• [Stated goal]
The data below is to be returned in full and exactly.

[Records supplied start]

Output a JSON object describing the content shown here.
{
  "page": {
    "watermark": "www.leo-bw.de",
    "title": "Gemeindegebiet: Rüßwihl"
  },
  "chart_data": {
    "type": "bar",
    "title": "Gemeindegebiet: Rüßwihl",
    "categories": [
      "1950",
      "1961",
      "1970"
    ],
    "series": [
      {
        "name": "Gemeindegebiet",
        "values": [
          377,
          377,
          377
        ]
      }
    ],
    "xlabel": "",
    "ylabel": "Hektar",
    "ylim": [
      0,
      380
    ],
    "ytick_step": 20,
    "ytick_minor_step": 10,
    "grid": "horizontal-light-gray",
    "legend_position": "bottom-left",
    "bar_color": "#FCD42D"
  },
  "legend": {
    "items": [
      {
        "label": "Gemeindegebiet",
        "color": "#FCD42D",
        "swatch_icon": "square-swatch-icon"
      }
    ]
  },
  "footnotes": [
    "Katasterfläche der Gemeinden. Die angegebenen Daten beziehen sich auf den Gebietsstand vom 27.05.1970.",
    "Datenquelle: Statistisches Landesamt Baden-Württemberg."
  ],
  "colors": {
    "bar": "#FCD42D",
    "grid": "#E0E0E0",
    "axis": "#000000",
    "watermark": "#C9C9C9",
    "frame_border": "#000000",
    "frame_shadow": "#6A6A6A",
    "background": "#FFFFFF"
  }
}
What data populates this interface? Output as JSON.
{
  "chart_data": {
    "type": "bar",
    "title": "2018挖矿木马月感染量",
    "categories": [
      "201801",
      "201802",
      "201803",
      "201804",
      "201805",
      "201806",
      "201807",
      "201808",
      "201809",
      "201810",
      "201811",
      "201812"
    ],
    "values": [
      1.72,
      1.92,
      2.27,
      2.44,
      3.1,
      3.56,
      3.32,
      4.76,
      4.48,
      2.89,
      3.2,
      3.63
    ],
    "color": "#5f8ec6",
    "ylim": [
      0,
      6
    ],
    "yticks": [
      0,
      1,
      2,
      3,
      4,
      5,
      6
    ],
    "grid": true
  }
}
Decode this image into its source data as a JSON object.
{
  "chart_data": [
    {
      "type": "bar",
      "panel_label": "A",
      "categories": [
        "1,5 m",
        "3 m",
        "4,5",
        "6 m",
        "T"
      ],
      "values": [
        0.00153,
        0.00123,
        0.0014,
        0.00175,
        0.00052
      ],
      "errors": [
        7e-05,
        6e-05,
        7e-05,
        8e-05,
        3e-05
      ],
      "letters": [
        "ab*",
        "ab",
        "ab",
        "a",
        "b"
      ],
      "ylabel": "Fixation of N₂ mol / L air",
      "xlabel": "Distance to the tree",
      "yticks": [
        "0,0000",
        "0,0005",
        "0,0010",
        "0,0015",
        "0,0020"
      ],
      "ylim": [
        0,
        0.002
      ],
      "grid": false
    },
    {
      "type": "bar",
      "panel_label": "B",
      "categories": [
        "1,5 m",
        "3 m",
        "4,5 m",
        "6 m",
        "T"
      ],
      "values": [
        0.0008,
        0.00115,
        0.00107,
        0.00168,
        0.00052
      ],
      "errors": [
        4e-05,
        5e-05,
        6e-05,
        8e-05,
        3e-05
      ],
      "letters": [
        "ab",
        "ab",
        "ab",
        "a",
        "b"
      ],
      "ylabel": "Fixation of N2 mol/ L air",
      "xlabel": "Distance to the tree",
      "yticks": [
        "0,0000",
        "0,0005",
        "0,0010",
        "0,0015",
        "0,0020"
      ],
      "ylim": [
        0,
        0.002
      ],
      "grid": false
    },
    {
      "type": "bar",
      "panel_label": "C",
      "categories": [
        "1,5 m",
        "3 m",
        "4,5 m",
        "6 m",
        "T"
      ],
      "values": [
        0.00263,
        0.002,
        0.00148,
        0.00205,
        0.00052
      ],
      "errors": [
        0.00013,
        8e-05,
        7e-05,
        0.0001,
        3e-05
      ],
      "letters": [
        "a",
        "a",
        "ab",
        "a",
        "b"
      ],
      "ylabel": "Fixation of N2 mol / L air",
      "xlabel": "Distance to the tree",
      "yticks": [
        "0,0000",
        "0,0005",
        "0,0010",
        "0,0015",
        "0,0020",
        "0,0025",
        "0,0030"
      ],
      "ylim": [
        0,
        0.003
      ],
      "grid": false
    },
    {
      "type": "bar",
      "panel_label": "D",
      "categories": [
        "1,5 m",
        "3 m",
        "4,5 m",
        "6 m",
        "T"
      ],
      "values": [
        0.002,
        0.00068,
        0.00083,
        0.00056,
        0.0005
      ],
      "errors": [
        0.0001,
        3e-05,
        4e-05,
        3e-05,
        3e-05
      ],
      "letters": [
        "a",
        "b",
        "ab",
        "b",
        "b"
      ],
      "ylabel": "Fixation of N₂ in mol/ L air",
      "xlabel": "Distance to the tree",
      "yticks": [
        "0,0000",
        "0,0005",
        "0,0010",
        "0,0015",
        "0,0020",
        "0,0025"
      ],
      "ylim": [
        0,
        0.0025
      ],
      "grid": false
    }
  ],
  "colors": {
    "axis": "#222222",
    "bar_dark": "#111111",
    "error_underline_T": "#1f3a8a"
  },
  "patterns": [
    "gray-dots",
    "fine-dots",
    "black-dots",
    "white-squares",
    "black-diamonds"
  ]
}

[Records supplied end]

• [Solution below]
Output a JSON object describing the content shown here.
{
  "page": {
    "watermark": "www.leo-bw.de",
    "title": "Gemeindegebiet: Rüßwihl"
  },
  "chart_data": {
    "type": "bar",
    "title": "Gemeindegebiet: Rüßwihl",
    "categories": [
      "1950",
      "1961",
      "1970"
    ],
    "series": [
      {
        "name": "Gemeindegebiet",
        "values": [
          377,
          377,
          377
        ]
      }
    ],
    "xlabel": "",
    "ylabel": "Hektar",
    "ylim": [
      0,
      380
    ],
    "ytick_step": 20,
    "ytick_minor_step": 10,
    "grid": "horizontal-light-gray",
    "legend_position": "bottom-left",
    "bar_color": "#FCD42D"
  },
  "legend": {
    "items": [
      {
        "label": "Gemeindegebiet",
        "color": "#FCD42D",
        "swatch_icon": "square-swatch-icon"
      }
    ]
  },
  "footnotes": [
    "Katasterfläche der Gemeinden. Die angegebenen Daten beziehen sich auf den Gebietsstand vom 27.05.1970.",
    "Datenquelle: Statistisches Landesamt Baden-Württemberg."
  ],
  "colors": {
    "bar": "#FCD42D",
    "grid": "#E0E0E0",
    "axis": "#000000",
    "watermark": "#C9C9C9",
    "frame_border": "#000000",
    "frame_shadow": "#6A6A6A",
    "background": "#FFFFFF"
  }
}
What data populates this interface? Output as JSON.
{
  "chart_data": {
    "type": "bar",
    "title": "2018挖矿木马月感染量",
    "categories": [
      "201801",
      "201802",
      "201803",
      "201804",
      "201805",
      "201806",
      "201807",
      "201808",
      "201809",
      "201810",
      "201811",
      "201812"
    ],
    "values": [
      1.72,
      1.92,
      2.27,
      2.44,
      3.1,
      3.56,
      3.32,
      4.76,
      4.48,
      2.89,
      3.2,
      3.63
    ],
    "color": "#5f8ec6",
    "ylim": [
      0,
      6
    ],
    "yticks": [
      0,
      1,
      2,
      3,
      4,
      5,
      6
    ],
    "grid": true
  }
}
Decode this image into its source data as a JSON object.
{
  "chart_data": [
    {
      "type": "bar",
      "panel_label": "A",
      "categories": [
        "1,5 m",
        "3 m",
        "4,5",
        "6 m",
        "T"
      ],
      "values": [
        0.00153,
        0.00123,
        0.0014,
        0.00175,
        0.00052
      ],
      "errors": [
        7e-05,
        6e-05,
        7e-05,
        8e-05,
        3e-05
      ],
      "letters": [
        "ab*",
        "ab",
        "ab",
        "a",
        "b"
      ],
      "ylabel": "Fixation of N₂ mol / L air",
      "xlabel": "Distance to the tree",
      "yticks": [
        "0,0000",
        "0,0005",
        "0,0010",
        "0,0015",
        "0,0020"
      ],
      "ylim": [
        0,
        0.002
      ],
      "grid": false
    },
    {
      "type": "bar",
      "panel_label": "B",
      "categories": [
        "1,5 m",
        "3 m",
        "4,5 m",
        "6 m",
        "T"
      ],
      "values": [
        0.0008,
        0.00115,
        0.00107,
        0.00168,
        0.00052
      ],
      "errors": [
        4e-05,
        5e-05,
        6e-05,
        8e-05,
        3e-05
      ],
      "letters": [
        "ab",
        "ab",
        "ab",
        "a",
        "b"
      ],
      "ylabel": "Fixation of N2 mol/ L air",
      "xlabel": "Distance to the tree",
      "yticks": [
        "0,0000",
        "0,0005",
        "0,0010",
        "0,0015",
        "0,0020"
      ],
      "ylim": [
        0,
        0.002
      ],
      "grid": false
    },
    {
      "type": "bar",
      "panel_label": "C",
      "categories": [
        "1,5 m",
        "3 m",
        "4,5 m",
        "6 m",
        "T"
      ],
      "values": [
        0.00263,
        0.002,
        0.00148,
        0.00205,
        0.00052
      ],
      "errors": [
        0.00013,
        8e-05,
        7e-05,
        0.0001,
        3e-05
      ],
      "letters": [
        "a",
        "a",
        "ab",
        "a",
        "b"
      ],
      "ylabel": "Fixation of N2 mol / L air",
      "xlabel": "Distance to the tree",
      "yticks": [
        "0,0000",
        "0,0005",
        "0,0010",
        "0,0015",
        "0,0020",
        "0,0025",
        "0,0030"
      ],
      "ylim": [
        0,
        0.003
      ],
      "grid": false
    },
    {
      "type": "bar",
      "panel_label": "D",
      "categories": [
        "1,5 m",
        "3 m",
        "4,5 m",
        "6 m",
        "T"
      ],
      "values": [
        0.002,
        0.00068,
        0.00083,
        0.00056,
        0.0005
      ],
      "errors": [
        0.0001,
        3e-05,
        4e-05,
        3e-05,
        3e-05
      ],
      "letters": [
        "a",
        "b",
        "ab",
        "b",
        "b"
      ],
      "ylabel": "Fixation of N₂ in mol/ L air",
      "xlabel": "Distance to the tree",
      "yticks": [
        "0,0000",
        "0,0005",
        "0,0010",
        "0,0015",
        "0,0020",
        "0,0025"
      ],
      "ylim": [
        0,
        0.0025
      ],
      "grid": false
    }
  ],
  "colors": {
    "axis": "#222222",
    "bar_dark": "#111111",
    "error_underline_T": "#1f3a8a"
  },
  "patterns": [
    "gray-dots",
    "fine-dots",
    "black-dots",
    "white-squares",
    "black-diamonds"
  ]
}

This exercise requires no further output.